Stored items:
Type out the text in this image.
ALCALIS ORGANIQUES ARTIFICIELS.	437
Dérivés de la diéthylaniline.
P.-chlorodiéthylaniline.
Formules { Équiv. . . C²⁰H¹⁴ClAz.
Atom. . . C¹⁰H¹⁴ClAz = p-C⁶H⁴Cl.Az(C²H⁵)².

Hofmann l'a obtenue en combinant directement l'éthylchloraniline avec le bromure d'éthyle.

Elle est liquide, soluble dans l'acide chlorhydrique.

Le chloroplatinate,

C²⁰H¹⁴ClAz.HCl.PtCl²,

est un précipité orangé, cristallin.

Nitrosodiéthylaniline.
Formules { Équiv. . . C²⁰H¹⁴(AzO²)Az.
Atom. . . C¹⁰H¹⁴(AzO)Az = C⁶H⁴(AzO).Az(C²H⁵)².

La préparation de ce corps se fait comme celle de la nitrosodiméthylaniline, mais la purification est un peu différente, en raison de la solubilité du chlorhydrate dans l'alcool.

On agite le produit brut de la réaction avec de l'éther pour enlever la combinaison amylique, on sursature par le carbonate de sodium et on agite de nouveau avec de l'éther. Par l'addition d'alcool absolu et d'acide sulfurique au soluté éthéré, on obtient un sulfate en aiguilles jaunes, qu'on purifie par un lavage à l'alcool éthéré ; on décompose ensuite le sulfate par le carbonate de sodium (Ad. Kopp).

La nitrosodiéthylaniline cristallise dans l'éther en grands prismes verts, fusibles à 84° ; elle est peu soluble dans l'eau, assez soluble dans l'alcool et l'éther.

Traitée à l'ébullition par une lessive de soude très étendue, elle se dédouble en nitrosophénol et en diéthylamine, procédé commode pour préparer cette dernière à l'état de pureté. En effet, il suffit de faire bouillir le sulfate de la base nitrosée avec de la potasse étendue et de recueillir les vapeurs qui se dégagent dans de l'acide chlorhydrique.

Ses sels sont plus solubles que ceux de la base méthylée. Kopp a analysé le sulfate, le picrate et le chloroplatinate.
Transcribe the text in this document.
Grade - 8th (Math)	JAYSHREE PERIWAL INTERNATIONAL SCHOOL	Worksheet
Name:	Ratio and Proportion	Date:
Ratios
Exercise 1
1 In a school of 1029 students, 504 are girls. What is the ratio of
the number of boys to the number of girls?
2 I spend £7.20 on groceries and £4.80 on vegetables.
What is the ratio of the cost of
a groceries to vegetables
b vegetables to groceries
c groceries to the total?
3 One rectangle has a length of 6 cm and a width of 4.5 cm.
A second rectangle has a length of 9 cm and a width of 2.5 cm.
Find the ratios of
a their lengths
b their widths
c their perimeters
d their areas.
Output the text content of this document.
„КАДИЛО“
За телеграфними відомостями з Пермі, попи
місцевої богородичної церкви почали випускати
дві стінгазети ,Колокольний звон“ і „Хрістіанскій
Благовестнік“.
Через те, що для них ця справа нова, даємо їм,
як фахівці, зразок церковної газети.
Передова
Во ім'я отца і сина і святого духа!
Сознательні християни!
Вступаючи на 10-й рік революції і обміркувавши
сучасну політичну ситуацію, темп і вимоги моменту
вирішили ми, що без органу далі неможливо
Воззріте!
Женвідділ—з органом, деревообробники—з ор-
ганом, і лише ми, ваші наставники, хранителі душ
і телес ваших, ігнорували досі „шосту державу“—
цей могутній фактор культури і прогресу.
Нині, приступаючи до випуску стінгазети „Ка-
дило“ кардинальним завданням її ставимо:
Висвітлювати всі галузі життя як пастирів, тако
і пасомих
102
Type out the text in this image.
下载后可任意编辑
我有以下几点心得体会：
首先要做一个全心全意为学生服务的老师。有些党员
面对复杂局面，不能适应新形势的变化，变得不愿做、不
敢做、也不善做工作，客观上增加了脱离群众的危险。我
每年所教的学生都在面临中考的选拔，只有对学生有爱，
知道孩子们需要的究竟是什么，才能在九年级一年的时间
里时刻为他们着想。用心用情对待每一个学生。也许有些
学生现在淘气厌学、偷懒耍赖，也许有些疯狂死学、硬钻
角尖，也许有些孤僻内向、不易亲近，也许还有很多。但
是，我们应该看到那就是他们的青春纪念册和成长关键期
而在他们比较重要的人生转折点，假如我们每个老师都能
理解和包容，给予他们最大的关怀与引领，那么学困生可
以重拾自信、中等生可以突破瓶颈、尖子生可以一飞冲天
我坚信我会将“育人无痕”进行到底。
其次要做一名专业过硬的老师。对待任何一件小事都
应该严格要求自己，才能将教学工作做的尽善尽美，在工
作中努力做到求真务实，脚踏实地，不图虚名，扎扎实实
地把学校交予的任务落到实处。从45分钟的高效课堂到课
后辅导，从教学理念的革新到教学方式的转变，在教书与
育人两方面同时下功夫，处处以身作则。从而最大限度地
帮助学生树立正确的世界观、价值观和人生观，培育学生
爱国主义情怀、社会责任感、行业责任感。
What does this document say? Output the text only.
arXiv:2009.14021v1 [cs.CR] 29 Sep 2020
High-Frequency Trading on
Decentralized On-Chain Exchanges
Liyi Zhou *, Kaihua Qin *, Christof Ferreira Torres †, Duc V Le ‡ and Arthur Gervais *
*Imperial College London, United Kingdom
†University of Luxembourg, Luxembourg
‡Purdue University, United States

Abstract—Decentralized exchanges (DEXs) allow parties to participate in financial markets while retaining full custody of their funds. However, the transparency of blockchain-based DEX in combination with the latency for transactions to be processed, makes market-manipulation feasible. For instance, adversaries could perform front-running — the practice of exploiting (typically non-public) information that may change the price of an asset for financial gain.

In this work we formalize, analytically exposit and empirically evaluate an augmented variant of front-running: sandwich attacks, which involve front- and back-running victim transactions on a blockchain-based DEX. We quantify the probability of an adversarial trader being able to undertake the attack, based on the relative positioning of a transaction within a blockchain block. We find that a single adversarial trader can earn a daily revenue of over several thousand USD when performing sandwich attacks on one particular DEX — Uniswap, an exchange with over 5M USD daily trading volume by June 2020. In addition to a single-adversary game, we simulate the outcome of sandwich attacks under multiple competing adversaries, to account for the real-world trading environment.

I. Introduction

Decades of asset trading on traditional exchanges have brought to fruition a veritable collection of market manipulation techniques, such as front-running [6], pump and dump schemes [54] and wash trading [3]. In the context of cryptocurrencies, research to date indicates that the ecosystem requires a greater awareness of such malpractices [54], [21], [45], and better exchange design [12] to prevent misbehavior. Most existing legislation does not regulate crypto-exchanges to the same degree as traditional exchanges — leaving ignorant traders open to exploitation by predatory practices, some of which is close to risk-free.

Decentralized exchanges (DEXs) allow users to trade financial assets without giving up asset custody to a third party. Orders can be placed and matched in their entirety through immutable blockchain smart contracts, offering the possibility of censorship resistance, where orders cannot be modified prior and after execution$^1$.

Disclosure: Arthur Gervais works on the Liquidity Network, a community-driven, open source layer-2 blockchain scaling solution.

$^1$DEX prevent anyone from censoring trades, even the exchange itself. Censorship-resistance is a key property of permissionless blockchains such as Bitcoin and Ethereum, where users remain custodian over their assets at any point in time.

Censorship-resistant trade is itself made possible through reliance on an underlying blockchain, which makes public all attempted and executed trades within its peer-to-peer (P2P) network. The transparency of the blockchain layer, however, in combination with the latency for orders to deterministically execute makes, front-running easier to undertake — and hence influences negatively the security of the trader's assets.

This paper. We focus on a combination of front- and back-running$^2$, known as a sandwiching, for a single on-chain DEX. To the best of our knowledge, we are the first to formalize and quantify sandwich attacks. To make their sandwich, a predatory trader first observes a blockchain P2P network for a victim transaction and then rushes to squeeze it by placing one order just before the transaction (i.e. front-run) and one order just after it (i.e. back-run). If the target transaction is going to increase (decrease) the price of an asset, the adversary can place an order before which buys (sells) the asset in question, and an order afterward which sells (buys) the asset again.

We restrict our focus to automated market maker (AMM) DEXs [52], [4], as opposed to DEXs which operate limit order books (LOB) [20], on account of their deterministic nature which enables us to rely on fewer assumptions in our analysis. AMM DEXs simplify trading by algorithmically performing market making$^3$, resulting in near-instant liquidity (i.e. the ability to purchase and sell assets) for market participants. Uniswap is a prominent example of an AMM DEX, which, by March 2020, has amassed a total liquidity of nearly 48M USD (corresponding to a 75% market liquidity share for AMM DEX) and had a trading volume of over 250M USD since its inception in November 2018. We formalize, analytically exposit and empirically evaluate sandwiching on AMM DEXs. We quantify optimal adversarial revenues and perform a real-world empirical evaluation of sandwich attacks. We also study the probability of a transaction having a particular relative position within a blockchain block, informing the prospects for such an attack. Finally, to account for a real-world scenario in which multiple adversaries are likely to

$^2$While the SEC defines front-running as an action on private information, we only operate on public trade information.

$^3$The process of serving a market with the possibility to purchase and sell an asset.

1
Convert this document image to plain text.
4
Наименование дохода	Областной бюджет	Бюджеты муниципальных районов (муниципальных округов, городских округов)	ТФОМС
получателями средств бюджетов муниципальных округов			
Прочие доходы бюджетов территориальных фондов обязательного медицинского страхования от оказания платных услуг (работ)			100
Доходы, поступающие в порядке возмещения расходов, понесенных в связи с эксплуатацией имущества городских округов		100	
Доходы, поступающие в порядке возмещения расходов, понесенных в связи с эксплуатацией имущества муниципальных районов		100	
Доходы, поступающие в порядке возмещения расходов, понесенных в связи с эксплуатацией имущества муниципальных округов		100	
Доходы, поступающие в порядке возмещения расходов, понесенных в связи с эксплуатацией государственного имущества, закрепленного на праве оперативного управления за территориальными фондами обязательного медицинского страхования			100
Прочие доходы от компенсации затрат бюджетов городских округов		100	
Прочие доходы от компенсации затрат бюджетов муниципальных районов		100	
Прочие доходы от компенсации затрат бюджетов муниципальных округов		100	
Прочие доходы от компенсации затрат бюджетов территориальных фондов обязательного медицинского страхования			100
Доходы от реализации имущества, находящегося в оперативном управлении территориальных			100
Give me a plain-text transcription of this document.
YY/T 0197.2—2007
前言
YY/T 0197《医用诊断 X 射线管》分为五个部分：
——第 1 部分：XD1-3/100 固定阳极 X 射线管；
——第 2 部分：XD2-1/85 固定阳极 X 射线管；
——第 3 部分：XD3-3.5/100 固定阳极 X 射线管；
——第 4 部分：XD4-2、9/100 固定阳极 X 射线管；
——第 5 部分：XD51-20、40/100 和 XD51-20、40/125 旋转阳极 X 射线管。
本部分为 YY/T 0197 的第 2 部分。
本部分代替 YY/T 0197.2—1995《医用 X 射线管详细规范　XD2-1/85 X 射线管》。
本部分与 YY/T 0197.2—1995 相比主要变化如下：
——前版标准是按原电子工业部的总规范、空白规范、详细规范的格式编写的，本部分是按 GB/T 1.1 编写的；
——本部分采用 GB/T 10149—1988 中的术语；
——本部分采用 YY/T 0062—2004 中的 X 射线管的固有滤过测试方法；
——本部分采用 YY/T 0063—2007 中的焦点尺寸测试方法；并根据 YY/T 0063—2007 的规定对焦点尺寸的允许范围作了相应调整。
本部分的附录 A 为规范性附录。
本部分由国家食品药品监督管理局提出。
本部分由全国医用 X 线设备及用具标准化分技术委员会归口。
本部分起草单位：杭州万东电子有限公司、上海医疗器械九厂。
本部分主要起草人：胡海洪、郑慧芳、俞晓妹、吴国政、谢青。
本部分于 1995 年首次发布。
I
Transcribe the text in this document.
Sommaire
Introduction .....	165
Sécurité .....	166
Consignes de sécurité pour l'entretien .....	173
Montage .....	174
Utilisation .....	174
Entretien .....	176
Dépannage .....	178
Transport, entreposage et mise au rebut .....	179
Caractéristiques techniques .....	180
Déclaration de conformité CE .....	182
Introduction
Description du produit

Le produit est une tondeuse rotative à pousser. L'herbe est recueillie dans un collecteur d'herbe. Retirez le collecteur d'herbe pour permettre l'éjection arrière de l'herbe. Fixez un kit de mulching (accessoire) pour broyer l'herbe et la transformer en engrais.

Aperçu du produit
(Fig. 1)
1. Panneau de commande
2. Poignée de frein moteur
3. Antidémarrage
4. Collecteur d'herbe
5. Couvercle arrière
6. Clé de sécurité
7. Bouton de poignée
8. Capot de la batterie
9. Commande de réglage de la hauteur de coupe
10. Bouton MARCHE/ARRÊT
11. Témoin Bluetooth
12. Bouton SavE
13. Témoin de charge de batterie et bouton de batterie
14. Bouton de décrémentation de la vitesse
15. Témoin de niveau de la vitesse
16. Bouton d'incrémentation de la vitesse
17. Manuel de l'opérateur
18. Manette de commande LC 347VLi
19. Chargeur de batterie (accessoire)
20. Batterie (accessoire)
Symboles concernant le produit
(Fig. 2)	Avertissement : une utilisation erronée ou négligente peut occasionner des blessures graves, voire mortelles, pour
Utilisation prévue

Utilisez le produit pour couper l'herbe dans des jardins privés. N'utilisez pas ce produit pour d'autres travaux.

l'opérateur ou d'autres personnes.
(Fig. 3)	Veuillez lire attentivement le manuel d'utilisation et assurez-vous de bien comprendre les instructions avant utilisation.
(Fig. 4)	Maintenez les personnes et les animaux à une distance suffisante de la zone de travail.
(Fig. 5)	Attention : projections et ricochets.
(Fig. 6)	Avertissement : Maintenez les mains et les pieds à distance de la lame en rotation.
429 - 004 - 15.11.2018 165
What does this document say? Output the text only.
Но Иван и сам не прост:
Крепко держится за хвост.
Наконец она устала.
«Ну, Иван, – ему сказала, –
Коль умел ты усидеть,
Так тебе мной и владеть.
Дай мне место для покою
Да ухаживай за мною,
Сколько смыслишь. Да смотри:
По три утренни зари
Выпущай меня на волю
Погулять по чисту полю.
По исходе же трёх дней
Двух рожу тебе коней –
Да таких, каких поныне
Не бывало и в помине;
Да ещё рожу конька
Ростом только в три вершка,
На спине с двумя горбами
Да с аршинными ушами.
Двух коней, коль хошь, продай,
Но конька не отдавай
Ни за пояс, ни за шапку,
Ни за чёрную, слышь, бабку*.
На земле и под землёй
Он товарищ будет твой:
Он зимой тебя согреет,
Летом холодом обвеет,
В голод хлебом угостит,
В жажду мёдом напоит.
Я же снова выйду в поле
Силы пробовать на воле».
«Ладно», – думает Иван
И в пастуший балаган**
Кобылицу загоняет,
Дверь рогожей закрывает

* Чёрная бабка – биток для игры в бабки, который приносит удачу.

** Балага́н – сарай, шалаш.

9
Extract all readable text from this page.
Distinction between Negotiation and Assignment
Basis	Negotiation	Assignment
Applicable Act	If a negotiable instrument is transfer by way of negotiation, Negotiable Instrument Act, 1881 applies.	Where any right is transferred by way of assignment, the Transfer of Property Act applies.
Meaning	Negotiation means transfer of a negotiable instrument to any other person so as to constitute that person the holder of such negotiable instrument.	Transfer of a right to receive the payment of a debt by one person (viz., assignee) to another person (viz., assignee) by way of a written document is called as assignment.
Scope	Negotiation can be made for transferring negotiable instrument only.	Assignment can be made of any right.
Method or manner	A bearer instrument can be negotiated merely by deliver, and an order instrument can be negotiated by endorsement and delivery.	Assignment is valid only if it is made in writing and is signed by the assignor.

EXERCISE TASK:
Copy each line from the records above that includes the string "рожу".

TASK ANSWER:
Двух рожу тебе коней –
Да ещё рожу конька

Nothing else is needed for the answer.